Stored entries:
····················

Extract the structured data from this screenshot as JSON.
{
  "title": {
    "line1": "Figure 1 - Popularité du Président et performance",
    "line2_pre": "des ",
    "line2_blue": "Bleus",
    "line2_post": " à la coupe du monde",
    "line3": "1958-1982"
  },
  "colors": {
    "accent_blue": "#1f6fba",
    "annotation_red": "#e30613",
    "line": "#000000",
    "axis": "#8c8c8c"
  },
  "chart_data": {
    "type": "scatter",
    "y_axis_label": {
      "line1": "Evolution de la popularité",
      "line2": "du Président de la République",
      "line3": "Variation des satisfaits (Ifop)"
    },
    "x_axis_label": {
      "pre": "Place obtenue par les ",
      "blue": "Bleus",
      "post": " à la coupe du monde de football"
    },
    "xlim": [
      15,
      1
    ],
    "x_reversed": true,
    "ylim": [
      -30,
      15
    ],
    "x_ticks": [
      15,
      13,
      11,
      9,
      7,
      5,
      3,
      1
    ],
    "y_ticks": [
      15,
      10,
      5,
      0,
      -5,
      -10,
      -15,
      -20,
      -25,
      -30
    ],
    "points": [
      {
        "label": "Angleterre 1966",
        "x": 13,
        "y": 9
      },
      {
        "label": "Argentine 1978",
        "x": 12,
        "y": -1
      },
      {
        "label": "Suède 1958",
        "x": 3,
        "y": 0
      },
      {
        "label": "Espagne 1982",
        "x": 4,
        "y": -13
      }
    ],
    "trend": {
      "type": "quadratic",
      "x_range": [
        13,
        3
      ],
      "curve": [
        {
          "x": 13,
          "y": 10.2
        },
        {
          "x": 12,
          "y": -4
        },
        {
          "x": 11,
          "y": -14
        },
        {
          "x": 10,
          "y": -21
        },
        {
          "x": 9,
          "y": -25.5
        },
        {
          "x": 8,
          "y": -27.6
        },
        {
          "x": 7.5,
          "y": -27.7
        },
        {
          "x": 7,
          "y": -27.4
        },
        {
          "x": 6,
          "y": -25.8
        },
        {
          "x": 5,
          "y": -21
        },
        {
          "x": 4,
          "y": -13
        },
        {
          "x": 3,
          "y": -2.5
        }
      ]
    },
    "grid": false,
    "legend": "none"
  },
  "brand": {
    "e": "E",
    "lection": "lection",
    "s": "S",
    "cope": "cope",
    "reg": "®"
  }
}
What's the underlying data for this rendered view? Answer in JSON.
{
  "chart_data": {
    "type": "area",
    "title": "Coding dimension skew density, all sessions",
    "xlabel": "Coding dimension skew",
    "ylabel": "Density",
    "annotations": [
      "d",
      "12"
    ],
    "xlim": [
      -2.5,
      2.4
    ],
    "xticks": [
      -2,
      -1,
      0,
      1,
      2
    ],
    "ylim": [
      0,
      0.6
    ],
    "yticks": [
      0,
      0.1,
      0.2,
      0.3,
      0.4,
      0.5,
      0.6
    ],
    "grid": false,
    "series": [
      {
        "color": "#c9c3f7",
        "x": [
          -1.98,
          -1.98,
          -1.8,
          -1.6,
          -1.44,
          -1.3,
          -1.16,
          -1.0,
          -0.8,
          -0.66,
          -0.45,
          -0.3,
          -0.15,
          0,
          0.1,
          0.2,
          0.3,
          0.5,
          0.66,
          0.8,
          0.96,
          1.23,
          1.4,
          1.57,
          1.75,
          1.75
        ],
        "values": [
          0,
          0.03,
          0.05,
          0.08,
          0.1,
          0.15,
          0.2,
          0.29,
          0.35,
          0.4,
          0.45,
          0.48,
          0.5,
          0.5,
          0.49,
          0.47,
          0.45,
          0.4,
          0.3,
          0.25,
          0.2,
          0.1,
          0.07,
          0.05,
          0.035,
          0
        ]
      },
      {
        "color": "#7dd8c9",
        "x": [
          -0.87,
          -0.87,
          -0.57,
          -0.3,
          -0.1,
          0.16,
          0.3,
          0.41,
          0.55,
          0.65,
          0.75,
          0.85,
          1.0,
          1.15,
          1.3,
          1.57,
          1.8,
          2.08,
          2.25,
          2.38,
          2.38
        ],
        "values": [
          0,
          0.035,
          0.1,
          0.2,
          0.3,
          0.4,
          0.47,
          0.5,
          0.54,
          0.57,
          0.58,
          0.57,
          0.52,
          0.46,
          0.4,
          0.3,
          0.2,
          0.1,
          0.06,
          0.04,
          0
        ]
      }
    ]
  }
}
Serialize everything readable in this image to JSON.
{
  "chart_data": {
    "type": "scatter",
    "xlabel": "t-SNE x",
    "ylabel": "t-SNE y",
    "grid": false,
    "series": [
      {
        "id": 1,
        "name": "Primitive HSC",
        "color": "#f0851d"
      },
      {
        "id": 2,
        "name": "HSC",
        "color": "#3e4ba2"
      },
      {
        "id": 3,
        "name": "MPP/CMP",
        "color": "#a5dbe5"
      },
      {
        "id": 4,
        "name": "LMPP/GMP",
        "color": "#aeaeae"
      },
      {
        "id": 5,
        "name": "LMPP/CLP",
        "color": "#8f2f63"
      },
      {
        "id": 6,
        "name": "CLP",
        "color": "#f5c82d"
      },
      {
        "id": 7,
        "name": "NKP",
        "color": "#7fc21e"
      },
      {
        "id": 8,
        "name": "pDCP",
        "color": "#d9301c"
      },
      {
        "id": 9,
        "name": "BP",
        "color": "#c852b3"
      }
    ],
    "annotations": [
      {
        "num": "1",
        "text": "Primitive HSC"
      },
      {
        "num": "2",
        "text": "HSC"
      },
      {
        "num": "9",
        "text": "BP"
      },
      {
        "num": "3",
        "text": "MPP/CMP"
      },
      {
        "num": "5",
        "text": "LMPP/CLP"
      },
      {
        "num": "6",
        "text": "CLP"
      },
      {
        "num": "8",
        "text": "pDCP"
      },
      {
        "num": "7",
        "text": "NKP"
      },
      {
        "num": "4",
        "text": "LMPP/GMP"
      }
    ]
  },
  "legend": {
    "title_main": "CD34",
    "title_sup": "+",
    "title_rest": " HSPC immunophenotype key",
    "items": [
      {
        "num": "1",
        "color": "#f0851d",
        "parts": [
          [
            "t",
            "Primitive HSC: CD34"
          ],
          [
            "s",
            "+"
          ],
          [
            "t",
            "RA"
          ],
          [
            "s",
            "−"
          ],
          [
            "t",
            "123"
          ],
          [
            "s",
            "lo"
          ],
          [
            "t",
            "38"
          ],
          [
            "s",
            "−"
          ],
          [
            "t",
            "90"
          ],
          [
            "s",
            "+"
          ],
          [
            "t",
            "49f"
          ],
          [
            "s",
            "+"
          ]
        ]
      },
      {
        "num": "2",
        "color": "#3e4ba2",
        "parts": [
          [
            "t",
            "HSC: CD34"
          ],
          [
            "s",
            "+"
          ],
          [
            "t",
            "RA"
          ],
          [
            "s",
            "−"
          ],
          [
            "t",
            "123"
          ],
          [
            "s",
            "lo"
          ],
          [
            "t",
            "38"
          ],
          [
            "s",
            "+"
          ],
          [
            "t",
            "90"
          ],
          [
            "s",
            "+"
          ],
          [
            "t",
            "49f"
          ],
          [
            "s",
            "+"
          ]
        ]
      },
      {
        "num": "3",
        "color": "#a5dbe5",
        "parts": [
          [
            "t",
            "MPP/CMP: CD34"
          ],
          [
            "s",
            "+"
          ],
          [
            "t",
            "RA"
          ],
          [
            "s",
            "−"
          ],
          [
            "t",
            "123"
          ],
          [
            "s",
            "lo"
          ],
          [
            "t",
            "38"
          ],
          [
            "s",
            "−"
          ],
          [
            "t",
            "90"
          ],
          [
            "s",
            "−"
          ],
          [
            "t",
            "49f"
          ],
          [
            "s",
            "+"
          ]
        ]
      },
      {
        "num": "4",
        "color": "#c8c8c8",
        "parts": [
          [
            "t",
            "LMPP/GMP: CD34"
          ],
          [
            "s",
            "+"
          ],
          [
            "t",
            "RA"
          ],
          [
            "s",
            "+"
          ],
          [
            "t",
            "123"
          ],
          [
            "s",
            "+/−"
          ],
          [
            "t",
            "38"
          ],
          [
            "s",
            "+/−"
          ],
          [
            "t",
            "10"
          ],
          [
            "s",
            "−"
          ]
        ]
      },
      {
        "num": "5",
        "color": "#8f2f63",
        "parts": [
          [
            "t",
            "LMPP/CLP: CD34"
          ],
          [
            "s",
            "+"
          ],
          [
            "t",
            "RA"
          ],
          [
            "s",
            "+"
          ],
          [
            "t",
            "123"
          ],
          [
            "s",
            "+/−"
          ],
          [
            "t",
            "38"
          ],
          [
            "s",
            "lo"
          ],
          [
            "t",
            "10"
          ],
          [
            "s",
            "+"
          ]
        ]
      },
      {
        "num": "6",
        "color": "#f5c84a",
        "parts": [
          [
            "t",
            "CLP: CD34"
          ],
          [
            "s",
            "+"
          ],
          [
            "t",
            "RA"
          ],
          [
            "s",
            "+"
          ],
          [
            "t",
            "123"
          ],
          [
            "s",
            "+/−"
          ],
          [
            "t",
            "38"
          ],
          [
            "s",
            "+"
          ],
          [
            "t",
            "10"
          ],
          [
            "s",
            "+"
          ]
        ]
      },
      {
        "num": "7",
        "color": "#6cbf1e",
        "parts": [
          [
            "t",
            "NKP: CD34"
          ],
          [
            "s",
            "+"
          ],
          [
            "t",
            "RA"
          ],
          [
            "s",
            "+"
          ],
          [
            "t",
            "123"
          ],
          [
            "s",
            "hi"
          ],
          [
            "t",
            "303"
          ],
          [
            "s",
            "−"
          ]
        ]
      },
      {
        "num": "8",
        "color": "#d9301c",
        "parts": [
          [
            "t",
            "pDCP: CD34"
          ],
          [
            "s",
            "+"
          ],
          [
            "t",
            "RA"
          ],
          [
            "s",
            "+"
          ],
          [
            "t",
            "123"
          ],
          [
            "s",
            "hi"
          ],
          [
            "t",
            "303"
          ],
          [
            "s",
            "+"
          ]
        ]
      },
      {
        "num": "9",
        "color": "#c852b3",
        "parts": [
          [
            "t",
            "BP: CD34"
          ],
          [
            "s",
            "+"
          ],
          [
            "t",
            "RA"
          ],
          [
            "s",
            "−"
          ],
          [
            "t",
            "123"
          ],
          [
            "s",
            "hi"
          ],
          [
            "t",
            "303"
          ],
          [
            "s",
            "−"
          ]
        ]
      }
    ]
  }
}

····················

- [Work to be completed]:
What is the number of lines in the data that hold the string "Coding"? Answer with the number only.

- [Result below]:
2